Data supplied.
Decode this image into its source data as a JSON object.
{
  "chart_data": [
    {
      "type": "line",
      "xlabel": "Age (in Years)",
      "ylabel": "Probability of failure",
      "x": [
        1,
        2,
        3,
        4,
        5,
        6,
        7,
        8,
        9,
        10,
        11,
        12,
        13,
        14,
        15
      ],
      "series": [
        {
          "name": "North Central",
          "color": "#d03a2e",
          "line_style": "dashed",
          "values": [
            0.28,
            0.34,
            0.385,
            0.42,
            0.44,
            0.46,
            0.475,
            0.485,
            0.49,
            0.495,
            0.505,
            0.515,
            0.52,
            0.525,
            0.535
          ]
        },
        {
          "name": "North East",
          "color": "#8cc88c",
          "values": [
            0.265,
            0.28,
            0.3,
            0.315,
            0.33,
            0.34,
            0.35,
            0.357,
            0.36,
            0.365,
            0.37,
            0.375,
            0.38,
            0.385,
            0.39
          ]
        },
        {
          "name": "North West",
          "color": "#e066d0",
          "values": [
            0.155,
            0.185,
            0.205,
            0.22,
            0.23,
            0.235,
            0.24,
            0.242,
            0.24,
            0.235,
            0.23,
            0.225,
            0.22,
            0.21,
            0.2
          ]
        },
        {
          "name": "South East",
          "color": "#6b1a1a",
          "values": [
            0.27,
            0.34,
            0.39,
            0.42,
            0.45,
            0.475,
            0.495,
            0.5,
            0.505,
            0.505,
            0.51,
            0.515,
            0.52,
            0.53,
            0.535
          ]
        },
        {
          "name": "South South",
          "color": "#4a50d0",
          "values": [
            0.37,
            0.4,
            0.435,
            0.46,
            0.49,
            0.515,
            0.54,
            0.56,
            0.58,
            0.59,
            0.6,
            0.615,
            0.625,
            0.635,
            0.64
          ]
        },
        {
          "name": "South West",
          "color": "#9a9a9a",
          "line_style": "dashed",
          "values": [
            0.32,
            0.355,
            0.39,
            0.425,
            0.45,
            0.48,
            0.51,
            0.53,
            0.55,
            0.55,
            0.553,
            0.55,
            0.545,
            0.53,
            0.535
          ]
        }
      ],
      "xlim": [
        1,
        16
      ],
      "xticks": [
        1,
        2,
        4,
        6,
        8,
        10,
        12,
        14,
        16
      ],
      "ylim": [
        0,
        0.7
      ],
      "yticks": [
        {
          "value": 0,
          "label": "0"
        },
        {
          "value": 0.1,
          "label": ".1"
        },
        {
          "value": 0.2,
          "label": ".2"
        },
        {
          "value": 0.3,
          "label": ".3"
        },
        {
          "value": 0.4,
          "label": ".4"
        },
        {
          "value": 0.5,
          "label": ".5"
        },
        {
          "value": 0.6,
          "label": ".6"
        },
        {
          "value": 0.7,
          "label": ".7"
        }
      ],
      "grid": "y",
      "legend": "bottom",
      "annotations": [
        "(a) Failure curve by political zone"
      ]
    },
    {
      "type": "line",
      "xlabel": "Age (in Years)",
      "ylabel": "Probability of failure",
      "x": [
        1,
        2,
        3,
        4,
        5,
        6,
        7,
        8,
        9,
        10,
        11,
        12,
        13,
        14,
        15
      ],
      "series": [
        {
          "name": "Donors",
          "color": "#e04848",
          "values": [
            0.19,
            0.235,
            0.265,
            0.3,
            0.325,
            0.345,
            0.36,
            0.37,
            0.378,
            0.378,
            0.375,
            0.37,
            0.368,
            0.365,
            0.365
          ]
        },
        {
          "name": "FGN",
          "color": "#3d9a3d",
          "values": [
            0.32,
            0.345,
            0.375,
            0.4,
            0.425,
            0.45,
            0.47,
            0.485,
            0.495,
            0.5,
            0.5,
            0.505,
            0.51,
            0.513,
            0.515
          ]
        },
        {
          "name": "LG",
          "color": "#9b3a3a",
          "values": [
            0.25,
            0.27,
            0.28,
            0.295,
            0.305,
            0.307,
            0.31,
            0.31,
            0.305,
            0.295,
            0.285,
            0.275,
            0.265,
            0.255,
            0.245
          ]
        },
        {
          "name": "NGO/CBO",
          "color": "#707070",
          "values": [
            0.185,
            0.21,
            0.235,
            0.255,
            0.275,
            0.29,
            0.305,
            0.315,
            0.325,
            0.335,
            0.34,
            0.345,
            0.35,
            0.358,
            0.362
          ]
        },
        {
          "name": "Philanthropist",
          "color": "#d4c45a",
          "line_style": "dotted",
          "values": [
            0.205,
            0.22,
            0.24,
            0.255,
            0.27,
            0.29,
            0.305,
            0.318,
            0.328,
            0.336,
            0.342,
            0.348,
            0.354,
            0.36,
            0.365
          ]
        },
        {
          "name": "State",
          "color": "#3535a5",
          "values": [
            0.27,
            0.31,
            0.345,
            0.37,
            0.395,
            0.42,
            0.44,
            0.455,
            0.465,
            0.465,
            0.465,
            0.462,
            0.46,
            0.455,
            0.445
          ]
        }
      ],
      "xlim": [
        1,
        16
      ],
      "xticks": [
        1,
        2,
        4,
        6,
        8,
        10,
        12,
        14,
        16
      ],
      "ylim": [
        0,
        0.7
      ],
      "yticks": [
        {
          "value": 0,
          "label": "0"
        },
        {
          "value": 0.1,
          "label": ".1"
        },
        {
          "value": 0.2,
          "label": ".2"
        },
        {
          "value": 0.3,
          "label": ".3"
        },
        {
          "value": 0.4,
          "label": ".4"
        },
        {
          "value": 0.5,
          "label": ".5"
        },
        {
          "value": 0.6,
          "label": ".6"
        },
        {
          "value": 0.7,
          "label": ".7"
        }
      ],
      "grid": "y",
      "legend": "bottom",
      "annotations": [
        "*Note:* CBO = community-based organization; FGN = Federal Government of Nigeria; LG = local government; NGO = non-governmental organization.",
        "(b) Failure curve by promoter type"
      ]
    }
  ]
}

Aim of the exercise.
Look through the entries above and report each line where the string "North" occurs.

Final result.
          "name": "North Central",
          "name": "North East",
          "name": "North West",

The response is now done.